[begin The data]

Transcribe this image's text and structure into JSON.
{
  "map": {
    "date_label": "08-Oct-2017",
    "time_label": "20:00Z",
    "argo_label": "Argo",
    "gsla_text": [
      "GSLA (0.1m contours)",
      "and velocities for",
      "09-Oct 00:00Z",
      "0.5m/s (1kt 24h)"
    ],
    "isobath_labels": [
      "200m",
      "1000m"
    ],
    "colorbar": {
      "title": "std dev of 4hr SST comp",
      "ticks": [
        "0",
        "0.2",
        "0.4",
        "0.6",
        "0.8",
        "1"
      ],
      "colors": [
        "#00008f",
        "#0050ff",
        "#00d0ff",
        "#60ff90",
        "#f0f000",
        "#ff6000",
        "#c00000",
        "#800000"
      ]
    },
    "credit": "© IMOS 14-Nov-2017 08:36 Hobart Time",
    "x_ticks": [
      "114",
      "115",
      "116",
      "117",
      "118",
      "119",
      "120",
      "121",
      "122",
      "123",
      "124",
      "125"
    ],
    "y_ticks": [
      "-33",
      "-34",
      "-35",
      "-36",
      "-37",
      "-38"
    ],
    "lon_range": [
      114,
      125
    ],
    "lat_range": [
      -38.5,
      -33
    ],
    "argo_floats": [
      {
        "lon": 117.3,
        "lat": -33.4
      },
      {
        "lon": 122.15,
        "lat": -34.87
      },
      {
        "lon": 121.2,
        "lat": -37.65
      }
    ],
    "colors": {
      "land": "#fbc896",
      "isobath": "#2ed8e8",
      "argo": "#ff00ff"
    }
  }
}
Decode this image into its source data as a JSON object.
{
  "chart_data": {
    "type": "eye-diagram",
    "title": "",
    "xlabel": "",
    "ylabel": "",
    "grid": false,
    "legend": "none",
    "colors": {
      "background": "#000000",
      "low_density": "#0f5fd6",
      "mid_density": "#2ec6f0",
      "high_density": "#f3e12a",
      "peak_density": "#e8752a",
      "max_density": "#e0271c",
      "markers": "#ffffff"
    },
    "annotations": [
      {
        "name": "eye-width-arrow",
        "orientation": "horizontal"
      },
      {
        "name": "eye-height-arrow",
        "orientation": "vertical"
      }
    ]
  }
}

[end The data]

* **Exercise objective**
Each record above should be repeated exactly as it appears.

* **Reply to the task**
Transcribe this image's text and structure into JSON.
{
  "map": {
    "date_label": "08-Oct-2017",
    "time_label": "20:00Z",
    "argo_label": "Argo",
    "gsla_text": [
      "GSLA (0.1m contours)",
      "and velocities for",
      "09-Oct 00:00Z",
      "0.5m/s (1kt 24h)"
    ],
    "isobath_labels": [
      "200m",
      "1000m"
    ],
    "colorbar": {
      "title": "std dev of 4hr SST comp",
      "ticks": [
        "0",
        "0.2",
        "0.4",
        "0.6",
        "0.8",
        "1"
      ],
      "colors": [
        "#00008f",
        "#0050ff",
        "#00d0ff",
        "#60ff90",
        "#f0f000",
        "#ff6000",
        "#c00000",
        "#800000"
      ]
    },
    "credit": "© IMOS 14-Nov-2017 08:36 Hobart Time",
    "x_ticks": [
      "114",
      "115",
      "116",
      "117",
      "118",
      "119",
      "120",
      "121",
      "122",
      "123",
      "124",
      "125"
    ],
    "y_ticks": [
      "-33",
      "-34",
      "-35",
      "-36",
      "-37",
      "-38"
    ],
    "lon_range": [
      114,
      125
    ],
    "lat_range": [
      -38.5,
      -33
    ],
    "argo_floats": [
      {
        "lon": 117.3,
        "lat": -33.4
      },
      {
        "lon": 122.15,
        "lat": -34.87
      },
      {
        "lon": 121.2,
        "lat": -37.65
      }
    ],
    "colors": {
      "land": "#fbc896",
      "isobath": "#2ed8e8",
      "argo": "#ff00ff"
    }
  }
}
Decode this image into its source data as a JSON object.
{
  "chart_data": {
    "type": "eye-diagram",
    "title": "",
    "xlabel": "",
    "ylabel": "",
    "grid": false,
    "legend": "none",
    "colors": {
      "background": "#000000",
      "low_density": "#0f5fd6",
      "mid_density": "#2ec6f0",
      "high_density": "#f3e12a",
      "peak_density": "#e8752a",
      "max_density": "#e0271c",
      "markers": "#ffffff"
    },
    "annotations": [
      {
        "name": "eye-width-arrow",
        "orientation": "horizontal"
      },
      {
        "name": "eye-height-arrow",
        "orientation": "vertical"
      }
    ]
  }
}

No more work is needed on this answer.